*The exercise*. Check each line of the material. Copy those containing "this".

*Provided entries*.
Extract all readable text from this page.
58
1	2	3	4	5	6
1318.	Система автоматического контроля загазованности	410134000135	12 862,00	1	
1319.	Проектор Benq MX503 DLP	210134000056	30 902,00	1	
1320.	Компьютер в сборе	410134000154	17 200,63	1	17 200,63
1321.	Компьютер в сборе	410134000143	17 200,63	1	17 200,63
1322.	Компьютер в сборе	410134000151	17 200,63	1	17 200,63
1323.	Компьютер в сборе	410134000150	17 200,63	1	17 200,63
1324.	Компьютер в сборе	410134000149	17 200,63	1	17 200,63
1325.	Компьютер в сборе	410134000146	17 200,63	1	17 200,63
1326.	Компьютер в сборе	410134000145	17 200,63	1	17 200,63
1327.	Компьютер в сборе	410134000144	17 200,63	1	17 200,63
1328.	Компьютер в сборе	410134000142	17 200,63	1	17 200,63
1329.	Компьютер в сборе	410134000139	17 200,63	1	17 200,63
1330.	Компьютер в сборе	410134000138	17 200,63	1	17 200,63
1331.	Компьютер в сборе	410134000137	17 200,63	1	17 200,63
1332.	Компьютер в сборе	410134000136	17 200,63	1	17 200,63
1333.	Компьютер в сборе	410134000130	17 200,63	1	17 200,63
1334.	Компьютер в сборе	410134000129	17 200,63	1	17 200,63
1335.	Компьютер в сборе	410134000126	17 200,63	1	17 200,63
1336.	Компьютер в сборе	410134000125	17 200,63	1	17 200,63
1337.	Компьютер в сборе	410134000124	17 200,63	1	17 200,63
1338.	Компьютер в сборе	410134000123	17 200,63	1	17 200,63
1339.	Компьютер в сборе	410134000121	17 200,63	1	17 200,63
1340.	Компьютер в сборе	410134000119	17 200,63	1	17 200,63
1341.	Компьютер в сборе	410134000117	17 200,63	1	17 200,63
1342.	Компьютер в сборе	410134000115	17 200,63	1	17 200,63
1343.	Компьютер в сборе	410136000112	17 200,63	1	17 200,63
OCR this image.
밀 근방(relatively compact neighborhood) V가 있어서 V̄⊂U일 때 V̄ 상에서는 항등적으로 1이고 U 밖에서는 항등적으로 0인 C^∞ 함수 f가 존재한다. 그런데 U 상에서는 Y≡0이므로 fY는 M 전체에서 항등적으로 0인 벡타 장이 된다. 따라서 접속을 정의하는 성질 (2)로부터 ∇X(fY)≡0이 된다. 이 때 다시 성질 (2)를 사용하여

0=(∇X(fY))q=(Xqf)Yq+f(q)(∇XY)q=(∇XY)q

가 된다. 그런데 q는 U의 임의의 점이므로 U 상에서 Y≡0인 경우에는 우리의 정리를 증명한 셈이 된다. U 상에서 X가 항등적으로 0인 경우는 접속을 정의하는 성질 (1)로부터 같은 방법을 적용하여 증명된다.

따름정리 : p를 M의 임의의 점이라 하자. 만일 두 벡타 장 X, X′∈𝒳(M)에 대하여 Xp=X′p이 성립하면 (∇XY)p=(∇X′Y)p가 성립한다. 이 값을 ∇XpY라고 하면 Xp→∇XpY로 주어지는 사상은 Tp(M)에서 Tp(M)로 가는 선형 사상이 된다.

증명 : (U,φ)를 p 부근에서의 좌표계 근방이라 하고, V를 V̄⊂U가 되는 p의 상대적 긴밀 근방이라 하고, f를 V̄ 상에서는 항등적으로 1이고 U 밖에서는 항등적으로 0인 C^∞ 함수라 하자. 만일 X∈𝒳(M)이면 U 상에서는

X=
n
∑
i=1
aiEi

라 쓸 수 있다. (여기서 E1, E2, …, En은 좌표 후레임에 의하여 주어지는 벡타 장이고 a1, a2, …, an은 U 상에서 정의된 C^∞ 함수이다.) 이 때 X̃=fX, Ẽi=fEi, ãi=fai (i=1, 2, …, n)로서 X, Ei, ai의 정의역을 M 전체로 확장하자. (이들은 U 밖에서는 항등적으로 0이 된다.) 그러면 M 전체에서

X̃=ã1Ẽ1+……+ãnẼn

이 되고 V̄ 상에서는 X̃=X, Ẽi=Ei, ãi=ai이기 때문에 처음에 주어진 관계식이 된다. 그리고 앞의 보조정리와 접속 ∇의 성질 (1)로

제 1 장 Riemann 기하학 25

*Task result*.
Extract all readable text from this page.
OCR this image.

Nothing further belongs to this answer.